→ **PROBLEM TO SOLVE**
Below are some records. Pull every line that contains the word "gitignore".

Records from a collection:
.....
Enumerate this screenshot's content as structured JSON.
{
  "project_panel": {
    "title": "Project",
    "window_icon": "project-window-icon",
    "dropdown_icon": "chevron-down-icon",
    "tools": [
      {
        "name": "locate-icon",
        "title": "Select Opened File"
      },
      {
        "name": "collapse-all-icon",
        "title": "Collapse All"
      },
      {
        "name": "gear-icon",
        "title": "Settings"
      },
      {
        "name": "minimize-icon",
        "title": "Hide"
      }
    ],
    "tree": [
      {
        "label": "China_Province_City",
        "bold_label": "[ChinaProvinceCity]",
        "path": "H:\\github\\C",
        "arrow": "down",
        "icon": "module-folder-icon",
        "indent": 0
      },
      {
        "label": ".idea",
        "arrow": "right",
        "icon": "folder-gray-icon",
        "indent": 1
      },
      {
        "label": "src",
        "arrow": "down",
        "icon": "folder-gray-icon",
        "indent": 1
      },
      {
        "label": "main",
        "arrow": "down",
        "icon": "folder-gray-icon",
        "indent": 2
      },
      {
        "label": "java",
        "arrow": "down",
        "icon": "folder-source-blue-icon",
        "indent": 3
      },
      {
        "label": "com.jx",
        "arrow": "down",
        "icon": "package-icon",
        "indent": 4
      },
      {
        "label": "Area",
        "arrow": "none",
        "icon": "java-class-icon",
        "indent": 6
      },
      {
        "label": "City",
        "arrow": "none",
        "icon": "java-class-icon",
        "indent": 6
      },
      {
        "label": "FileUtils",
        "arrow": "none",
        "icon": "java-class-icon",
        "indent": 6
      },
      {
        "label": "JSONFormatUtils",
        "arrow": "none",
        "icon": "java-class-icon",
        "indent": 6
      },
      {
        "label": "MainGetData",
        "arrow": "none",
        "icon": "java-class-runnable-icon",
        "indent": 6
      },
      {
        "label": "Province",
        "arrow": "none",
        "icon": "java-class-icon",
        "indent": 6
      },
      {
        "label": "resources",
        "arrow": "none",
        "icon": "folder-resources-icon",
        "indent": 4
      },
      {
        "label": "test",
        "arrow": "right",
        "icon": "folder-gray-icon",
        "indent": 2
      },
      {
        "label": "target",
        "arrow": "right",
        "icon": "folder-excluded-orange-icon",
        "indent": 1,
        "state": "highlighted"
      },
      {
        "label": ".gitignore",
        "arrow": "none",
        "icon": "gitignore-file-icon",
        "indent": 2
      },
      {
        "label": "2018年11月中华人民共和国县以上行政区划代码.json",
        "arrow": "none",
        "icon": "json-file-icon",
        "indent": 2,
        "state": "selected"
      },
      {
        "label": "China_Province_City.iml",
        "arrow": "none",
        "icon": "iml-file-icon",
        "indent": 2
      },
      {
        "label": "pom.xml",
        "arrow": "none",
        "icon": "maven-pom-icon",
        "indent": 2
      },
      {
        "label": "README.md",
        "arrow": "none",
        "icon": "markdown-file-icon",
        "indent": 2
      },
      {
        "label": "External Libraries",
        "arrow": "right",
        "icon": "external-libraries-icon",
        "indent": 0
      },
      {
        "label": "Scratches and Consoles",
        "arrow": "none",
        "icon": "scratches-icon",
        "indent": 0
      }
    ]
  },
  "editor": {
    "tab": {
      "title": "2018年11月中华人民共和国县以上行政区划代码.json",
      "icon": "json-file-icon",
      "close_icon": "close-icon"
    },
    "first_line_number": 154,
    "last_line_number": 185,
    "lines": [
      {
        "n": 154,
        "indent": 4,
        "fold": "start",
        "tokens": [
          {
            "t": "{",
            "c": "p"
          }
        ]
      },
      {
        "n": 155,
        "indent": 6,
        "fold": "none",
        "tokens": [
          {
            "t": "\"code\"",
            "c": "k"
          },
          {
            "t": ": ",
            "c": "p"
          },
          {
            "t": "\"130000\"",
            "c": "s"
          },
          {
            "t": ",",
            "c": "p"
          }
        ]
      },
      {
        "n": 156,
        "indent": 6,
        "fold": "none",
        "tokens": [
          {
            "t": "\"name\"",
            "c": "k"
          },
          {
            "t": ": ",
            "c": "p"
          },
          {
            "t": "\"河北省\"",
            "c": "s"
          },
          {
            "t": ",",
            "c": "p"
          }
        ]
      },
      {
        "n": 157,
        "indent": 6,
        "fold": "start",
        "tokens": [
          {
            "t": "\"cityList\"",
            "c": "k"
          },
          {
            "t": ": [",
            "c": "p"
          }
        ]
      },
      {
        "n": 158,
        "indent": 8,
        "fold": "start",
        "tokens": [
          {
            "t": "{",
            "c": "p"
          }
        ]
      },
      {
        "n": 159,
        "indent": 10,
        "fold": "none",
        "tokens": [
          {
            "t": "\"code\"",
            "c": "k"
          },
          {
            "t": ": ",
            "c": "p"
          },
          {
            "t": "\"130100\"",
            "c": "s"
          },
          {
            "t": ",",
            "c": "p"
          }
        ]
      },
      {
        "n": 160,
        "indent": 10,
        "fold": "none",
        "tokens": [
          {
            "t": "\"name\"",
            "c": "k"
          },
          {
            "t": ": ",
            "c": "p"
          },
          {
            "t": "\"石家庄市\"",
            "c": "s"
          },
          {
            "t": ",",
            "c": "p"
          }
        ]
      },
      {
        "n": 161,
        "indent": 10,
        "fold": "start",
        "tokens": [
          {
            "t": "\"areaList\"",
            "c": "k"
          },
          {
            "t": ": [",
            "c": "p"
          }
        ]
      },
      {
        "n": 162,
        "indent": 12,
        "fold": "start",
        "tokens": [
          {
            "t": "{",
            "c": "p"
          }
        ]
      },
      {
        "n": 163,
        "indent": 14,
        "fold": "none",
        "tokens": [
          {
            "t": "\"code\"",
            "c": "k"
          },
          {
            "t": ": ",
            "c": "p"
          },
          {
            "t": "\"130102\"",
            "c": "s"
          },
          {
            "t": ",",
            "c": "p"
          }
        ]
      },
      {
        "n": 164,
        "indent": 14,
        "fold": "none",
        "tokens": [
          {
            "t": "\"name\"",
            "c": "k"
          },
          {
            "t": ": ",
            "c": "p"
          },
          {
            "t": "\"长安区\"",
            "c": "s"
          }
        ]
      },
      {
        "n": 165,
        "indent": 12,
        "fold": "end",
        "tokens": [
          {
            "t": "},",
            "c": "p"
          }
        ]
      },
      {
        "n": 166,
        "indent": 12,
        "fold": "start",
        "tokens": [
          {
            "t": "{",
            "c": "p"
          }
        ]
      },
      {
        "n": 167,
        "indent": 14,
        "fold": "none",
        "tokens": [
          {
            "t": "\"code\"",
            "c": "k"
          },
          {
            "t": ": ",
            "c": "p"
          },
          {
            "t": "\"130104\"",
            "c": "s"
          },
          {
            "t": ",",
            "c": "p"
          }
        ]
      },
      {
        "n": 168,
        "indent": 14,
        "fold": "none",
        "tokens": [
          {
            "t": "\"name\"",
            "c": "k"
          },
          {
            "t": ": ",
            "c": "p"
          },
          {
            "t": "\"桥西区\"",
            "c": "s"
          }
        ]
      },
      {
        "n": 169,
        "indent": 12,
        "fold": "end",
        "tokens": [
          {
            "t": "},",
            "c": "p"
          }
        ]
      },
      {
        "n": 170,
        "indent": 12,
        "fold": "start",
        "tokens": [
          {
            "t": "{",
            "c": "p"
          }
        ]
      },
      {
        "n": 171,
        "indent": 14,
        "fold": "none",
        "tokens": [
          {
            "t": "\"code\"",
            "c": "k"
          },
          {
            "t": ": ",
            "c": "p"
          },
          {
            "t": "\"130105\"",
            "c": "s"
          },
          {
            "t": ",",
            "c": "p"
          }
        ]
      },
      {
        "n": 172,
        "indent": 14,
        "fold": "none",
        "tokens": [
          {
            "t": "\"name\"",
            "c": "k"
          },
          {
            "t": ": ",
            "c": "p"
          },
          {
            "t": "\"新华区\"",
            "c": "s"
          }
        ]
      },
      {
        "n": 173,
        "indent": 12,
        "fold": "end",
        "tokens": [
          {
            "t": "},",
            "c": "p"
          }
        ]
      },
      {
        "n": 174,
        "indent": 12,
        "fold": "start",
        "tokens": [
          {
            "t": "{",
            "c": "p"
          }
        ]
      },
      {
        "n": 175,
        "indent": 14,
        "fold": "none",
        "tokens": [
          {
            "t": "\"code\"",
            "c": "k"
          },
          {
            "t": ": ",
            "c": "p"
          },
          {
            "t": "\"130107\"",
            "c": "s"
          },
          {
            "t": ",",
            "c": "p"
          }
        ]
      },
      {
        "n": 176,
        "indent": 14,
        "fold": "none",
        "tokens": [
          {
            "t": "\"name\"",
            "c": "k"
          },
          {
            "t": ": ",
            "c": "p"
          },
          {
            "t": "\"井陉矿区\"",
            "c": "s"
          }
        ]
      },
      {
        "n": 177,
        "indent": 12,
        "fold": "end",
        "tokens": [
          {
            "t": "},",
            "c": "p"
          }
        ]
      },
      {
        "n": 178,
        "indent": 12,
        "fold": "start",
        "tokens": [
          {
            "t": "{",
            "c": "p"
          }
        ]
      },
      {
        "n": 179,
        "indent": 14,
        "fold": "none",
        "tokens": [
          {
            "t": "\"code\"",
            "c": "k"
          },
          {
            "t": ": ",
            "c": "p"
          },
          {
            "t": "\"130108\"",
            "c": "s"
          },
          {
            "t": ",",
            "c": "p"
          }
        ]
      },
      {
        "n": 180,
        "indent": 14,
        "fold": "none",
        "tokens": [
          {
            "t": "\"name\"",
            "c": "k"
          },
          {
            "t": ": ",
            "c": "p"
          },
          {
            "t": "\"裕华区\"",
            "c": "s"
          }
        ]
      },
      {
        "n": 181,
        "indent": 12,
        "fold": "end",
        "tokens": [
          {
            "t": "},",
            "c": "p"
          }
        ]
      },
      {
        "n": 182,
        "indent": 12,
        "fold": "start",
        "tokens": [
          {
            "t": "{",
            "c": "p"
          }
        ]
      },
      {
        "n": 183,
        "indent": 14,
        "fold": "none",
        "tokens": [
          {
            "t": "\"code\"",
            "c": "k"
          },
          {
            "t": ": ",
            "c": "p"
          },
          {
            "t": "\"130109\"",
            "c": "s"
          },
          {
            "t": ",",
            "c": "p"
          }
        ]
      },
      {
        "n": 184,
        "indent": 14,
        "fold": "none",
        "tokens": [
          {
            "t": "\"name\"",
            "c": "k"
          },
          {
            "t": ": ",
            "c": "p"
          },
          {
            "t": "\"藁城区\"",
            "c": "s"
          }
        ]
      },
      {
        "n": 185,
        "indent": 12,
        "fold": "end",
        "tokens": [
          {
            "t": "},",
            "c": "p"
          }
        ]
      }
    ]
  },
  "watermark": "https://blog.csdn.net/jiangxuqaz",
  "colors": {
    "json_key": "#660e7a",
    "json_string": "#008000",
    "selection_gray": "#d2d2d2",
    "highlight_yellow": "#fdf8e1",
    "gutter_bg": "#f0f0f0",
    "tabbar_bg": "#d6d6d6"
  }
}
.....
→ **EXPECTED OUTPUT**
        "label": ".gitignore",
        "icon": "gitignore-file-icon",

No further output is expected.